▶ _WRITTEN EXERCISE_
Every record must be repeated exactly, with no omission.

▶ _SUPPLIED RECORDS_
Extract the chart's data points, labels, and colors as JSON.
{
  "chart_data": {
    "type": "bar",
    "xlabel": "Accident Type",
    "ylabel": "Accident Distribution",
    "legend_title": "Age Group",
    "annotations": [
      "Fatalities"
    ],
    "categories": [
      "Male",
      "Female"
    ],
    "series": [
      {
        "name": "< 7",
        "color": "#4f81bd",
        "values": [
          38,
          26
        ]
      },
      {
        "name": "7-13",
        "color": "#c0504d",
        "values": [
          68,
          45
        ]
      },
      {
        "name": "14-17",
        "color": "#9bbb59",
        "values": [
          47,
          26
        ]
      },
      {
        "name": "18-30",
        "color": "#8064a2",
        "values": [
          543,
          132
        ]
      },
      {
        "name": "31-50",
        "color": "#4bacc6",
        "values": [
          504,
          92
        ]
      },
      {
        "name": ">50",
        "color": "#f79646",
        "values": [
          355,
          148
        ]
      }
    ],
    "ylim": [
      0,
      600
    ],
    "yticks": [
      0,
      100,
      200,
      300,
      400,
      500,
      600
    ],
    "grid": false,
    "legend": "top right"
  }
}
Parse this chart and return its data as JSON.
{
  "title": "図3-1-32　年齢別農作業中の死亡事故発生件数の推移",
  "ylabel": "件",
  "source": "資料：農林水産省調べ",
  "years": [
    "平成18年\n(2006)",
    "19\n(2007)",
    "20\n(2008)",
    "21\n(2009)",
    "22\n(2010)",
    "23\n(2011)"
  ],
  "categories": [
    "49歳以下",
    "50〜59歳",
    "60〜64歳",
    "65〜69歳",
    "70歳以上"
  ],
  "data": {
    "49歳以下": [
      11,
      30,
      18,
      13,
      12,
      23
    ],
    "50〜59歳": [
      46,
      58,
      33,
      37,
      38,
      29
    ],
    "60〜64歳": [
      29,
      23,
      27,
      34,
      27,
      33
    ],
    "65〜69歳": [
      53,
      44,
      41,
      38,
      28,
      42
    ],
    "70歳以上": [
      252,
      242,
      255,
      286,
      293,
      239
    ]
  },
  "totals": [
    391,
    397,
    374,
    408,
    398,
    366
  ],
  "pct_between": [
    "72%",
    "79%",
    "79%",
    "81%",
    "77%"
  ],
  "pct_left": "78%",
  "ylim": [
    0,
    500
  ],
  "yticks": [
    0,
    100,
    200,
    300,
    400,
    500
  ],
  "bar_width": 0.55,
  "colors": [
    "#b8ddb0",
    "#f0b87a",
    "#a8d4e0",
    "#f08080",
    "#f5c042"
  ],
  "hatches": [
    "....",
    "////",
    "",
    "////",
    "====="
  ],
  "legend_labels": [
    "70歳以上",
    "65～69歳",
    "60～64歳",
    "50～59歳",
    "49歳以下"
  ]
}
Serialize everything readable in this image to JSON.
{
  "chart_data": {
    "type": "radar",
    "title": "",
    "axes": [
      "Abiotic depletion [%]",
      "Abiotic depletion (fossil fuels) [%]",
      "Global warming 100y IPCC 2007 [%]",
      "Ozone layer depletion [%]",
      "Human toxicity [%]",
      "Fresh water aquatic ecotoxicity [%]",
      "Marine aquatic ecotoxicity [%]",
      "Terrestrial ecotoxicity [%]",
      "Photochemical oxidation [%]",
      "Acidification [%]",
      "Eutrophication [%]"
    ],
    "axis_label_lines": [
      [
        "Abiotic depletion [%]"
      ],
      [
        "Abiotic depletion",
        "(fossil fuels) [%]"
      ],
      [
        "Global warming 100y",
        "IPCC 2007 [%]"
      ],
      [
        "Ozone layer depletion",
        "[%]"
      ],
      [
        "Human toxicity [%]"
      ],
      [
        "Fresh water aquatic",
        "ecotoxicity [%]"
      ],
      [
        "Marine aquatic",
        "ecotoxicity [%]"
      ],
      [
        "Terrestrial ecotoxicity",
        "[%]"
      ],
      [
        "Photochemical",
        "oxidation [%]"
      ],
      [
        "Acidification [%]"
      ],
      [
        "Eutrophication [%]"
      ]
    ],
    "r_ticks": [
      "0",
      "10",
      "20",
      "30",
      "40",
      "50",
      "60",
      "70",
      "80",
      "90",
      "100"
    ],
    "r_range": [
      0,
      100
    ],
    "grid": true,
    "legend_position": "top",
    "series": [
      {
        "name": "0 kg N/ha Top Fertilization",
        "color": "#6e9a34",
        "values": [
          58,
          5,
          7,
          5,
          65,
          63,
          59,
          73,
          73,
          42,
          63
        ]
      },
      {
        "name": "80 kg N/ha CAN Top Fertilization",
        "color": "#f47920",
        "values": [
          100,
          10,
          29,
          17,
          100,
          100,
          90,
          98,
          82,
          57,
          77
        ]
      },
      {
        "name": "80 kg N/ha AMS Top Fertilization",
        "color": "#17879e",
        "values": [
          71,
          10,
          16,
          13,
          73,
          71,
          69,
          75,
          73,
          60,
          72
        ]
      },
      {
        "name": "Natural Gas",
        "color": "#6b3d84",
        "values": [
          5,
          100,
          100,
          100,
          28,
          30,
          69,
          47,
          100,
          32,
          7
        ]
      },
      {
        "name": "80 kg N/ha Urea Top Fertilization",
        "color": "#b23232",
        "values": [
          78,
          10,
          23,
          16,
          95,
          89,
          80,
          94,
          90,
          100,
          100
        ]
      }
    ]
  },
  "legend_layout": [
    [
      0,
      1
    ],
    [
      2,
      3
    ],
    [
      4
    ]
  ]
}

▶ _RESULT OF THIS EXERCISE_
Extract the chart's data points, labels, and colors as JSON.
{
  "chart_data": {
    "type": "bar",
    "xlabel": "Accident Type",
    "ylabel": "Accident Distribution",
    "legend_title": "Age Group",
    "annotations": [
      "Fatalities"
    ],
    "categories": [
      "Male",
      "Female"
    ],
    "series": [
      {
        "name": "< 7",
        "color": "#4f81bd",
        "values": [
          38,
          26
        ]
      },
      {
        "name": "7-13",
        "color": "#c0504d",
        "values": [
          68,
          45
        ]
      },
      {
        "name": "14-17",
        "color": "#9bbb59",
        "values": [
          47,
          26
        ]
      },
      {
        "name": "18-30",
        "color": "#8064a2",
        "values": [
          543,
          132
        ]
      },
      {
        "name": "31-50",
        "color": "#4bacc6",
        "values": [
          504,
          92
        ]
      },
      {
        "name": ">50",
        "color": "#f79646",
        "values": [
          355,
          148
        ]
      }
    ],
    "ylim": [
      0,
      600
    ],
    "yticks": [
      0,
      100,
      200,
      300,
      400,
      500,
      600
    ],
    "grid": false,
    "legend": "top right"
  }
}
Parse this chart and return its data as JSON.
{
  "title": "図3-1-32　年齢別農作業中の死亡事故発生件数の推移",
  "ylabel": "件",
  "source": "資料：農林水産省調べ",
  "years": [
    "平成18年\n(2006)",
    "19\n(2007)",
    "20\n(2008)",
    "21\n(2009)",
    "22\n(2010)",
    "23\n(2011)"
  ],
  "categories": [
    "49歳以下",
    "50〜59歳",
    "60〜64歳",
    "65〜69歳",
    "70歳以上"
  ],
  "data": {
    "49歳以下": [
      11,
      30,
      18,
      13,
      12,
      23
    ],
    "50〜59歳": [
      46,
      58,
      33,
      37,
      38,
      29
    ],
    "60〜64歳": [
      29,
      23,
      27,
      34,
      27,
      33
    ],
    "65〜69歳": [
      53,
      44,
      41,
      38,
      28,
      42
    ],
    "70歳以上": [
      252,
      242,
      255,
      286,
      293,
      239
    ]
  },
  "totals": [
    391,
    397,
    374,
    408,
    398,
    366
  ],
  "pct_between": [
    "72%",
    "79%",
    "79%",
    "81%",
    "77%"
  ],
  "pct_left": "78%",
  "ylim": [
    0,
    500
  ],
  "yticks": [
    0,
    100,
    200,
    300,
    400,
    500
  ],
  "bar_width": 0.55,
  "colors": [
    "#b8ddb0",
    "#f0b87a",
    "#a8d4e0",
    "#f08080",
    "#f5c042"
  ],
  "hatches": [
    "....",
    "////",
    "",
    "////",
    "====="
  ],
  "legend_labels": [
    "70歳以上",
    "65～69歳",
    "60～64歳",
    "50～59歳",
    "49歳以下"
  ]
}
Serialize everything readable in this image to JSON.
{
  "chart_data": {
    "type": "radar",
    "title": "",
    "axes": [
      "Abiotic depletion [%]",
      "Abiotic depletion (fossil fuels) [%]",
      "Global warming 100y IPCC 2007 [%]",
      "Ozone layer depletion [%]",
      "Human toxicity [%]",
      "Fresh water aquatic ecotoxicity [%]",
      "Marine aquatic ecotoxicity [%]",
      "Terrestrial ecotoxicity [%]",
      "Photochemical oxidation [%]",
      "Acidification [%]",
      "Eutrophication [%]"
    ],
    "axis_label_lines": [
      [
        "Abiotic depletion [%]"
      ],
      [
        "Abiotic depletion",
        "(fossil fuels) [%]"
      ],
      [
        "Global warming 100y",
        "IPCC 2007 [%]"
      ],
      [
        "Ozone layer depletion",
        "[%]"
      ],
      [
        "Human toxicity [%]"
      ],
      [
        "Fresh water aquatic",
        "ecotoxicity [%]"
      ],
      [
        "Marine aquatic",
        "ecotoxicity [%]"
      ],
      [
        "Terrestrial ecotoxicity",
        "[%]"
      ],
      [
        "Photochemical",
        "oxidation [%]"
      ],
      [
        "Acidification [%]"
      ],
      [
        "Eutrophication [%]"
      ]
    ],
    "r_ticks": [
      "0",
      "10",
      "20",
      "30",
      "40",
      "50",
      "60",
      "70",
      "80",
      "90",
      "100"
    ],
    "r_range": [
      0,
      100
    ],
    "grid": true,
    "legend_position": "top",
    "series": [
      {
        "name": "0 kg N/ha Top Fertilization",
        "color": "#6e9a34",
        "values": [
          58,
          5,
          7,
          5,
          65,
          63,
          59,
          73,
          73,
          42,
          63
        ]
      },
      {
        "name": "80 kg N/ha CAN Top Fertilization",
        "color": "#f47920",
        "values": [
          100,
          10,
          29,
          17,
          100,
          100,
          90,
          98,
          82,
          57,
          77
        ]
      },
      {
        "name": "80 kg N/ha AMS Top Fertilization",
        "color": "#17879e",
        "values": [
          71,
          10,
          16,
          13,
          73,
          71,
          69,
          75,
          73,
          60,
          72
        ]
      },
      {
        "name": "Natural Gas",
        "color": "#6b3d84",
        "values": [
          5,
          100,
          100,
          100,
          28,
          30,
          69,
          47,
          100,
          32,
          7
        ]
      },
      {
        "name": "80 kg N/ha Urea Top Fertilization",
        "color": "#b23232",
        "values": [
          78,
          10,
          23,
          16,
          95,
          89,
          80,
          94,
          90,
          100,
          100
        ]
      }
    ]
  },
  "legend_layout": [
    [
      0,
      1
    ],
    [
      2,
      3
    ],
    [
      4
    ]
  ]
}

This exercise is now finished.